Your goal → Copy every line of the records below that holds the word "minút".

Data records

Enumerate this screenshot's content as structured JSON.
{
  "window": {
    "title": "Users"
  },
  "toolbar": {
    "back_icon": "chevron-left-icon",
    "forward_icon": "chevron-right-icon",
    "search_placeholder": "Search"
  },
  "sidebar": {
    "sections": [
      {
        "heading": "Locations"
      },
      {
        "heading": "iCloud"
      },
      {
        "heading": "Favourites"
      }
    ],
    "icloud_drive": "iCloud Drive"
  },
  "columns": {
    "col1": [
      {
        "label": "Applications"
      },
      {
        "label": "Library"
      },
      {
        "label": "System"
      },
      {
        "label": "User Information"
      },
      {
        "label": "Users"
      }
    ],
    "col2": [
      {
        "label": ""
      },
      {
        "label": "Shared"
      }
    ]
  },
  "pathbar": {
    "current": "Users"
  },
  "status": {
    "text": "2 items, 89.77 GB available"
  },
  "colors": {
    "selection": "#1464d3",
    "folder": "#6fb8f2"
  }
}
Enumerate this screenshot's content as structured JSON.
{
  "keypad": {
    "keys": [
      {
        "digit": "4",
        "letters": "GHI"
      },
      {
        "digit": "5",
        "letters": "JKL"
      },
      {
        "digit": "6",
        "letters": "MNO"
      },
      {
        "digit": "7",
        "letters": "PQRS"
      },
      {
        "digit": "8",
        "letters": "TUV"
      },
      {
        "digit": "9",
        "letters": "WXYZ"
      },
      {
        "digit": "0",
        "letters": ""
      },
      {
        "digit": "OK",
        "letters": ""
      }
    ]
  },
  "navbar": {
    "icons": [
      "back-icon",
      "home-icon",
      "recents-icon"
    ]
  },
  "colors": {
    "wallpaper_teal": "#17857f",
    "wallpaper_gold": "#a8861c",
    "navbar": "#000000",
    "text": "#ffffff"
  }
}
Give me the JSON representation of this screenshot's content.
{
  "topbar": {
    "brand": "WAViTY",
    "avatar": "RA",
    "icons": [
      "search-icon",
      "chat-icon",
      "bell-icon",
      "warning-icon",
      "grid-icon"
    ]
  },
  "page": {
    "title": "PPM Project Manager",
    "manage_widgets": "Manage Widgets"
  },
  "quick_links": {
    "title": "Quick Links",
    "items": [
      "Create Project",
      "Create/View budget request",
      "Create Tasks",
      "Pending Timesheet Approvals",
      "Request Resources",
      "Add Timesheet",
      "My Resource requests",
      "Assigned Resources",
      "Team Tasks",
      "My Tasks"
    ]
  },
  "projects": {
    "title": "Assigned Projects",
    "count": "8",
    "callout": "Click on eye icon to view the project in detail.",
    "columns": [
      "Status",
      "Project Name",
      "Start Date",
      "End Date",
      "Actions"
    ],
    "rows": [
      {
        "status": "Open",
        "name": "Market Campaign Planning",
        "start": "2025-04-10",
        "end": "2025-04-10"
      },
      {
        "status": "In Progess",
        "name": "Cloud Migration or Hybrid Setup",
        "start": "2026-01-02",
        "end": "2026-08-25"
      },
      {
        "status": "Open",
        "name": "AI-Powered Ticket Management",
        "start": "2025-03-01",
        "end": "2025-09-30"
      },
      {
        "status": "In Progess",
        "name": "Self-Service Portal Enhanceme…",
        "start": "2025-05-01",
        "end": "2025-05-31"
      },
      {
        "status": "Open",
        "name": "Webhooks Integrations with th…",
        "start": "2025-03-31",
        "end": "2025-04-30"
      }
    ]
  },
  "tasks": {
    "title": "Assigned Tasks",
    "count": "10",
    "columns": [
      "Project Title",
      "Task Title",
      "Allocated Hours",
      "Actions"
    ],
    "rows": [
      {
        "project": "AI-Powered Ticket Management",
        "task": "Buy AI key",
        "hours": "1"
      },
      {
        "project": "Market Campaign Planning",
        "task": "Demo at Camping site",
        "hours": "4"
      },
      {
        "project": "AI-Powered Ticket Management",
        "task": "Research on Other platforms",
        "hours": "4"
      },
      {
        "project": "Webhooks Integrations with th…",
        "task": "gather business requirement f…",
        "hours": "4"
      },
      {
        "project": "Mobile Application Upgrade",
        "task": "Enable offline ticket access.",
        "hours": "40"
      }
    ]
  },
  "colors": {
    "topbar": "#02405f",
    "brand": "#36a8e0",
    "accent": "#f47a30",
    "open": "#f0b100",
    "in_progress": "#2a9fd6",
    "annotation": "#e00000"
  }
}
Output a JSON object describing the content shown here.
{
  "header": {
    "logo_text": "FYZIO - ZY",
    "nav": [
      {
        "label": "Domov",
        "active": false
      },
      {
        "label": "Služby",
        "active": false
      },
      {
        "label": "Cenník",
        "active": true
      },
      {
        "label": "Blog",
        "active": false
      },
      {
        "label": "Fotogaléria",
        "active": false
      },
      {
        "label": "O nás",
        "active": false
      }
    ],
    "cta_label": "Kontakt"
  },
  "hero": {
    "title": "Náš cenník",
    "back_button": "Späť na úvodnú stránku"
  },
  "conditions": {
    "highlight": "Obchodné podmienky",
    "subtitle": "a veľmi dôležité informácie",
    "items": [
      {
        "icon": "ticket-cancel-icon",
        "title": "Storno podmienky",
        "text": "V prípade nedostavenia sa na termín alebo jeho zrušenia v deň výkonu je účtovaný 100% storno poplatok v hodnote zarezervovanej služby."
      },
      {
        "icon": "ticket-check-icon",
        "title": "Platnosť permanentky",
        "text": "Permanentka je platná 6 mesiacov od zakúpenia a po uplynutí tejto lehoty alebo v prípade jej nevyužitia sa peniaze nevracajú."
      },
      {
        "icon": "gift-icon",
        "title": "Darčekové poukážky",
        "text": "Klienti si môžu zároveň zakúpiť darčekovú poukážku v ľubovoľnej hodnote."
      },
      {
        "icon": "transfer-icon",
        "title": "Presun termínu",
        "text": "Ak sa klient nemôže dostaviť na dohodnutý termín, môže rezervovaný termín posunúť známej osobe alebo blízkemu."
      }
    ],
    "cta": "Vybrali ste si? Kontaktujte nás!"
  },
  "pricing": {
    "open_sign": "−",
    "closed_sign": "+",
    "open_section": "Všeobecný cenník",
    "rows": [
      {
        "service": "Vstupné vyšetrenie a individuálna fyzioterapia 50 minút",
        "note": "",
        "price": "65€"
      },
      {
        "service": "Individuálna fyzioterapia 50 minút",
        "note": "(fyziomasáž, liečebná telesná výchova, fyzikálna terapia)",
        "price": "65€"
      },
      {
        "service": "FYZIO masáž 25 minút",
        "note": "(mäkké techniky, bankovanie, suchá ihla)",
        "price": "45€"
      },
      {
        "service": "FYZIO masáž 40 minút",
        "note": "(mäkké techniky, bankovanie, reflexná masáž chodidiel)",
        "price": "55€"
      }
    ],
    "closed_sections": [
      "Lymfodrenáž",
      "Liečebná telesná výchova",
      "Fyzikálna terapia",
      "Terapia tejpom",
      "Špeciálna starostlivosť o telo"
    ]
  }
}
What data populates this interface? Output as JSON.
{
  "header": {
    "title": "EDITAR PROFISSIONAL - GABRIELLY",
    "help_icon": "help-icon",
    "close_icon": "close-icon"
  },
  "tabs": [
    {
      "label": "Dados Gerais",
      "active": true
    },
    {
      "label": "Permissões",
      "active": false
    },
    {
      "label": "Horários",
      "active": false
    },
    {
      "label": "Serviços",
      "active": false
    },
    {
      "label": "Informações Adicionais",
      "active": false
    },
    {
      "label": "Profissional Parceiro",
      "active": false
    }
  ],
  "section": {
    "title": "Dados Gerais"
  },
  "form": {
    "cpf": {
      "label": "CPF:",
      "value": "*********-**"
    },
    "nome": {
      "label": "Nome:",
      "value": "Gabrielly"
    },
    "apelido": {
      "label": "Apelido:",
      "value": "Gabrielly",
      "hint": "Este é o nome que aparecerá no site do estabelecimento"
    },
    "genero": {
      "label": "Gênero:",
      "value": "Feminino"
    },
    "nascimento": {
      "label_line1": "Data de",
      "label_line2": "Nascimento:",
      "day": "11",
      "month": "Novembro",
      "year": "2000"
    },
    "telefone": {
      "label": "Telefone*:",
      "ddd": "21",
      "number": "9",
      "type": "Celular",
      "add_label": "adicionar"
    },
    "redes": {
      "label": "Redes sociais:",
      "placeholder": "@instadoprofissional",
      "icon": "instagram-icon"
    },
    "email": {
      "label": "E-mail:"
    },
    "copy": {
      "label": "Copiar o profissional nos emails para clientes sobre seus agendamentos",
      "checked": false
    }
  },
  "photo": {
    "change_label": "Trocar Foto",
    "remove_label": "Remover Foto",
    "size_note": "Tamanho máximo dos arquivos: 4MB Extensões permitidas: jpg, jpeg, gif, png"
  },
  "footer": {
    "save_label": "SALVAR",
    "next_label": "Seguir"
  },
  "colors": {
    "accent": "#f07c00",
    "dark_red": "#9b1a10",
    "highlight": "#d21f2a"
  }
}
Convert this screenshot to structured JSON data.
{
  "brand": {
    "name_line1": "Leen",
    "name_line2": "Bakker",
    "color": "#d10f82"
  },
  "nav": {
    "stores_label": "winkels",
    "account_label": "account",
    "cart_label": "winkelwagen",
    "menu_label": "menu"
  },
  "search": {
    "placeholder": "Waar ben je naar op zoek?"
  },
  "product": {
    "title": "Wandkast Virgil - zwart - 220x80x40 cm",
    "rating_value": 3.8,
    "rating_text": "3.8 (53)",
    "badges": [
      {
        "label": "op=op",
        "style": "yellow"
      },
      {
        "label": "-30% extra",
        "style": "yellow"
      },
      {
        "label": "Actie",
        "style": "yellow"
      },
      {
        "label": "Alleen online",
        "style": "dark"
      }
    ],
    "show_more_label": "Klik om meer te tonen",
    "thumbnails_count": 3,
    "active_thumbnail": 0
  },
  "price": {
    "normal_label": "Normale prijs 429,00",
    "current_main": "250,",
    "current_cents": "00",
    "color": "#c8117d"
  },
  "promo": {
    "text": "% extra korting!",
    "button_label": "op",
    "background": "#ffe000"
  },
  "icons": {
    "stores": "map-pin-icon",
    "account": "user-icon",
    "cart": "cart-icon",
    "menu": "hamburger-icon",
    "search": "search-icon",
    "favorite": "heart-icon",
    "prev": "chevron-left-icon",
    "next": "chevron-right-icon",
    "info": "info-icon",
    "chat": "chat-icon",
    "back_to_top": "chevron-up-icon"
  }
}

Task output →
        "service": "Vstupné vyšetrenie a individuálna fyzioterapia 50 minút",
        "service": "Individuálna fyzioterapia 50 minút",
        "service": "FYZIO masáž 25 minút",
        "service": "FYZIO masáž 40 minút",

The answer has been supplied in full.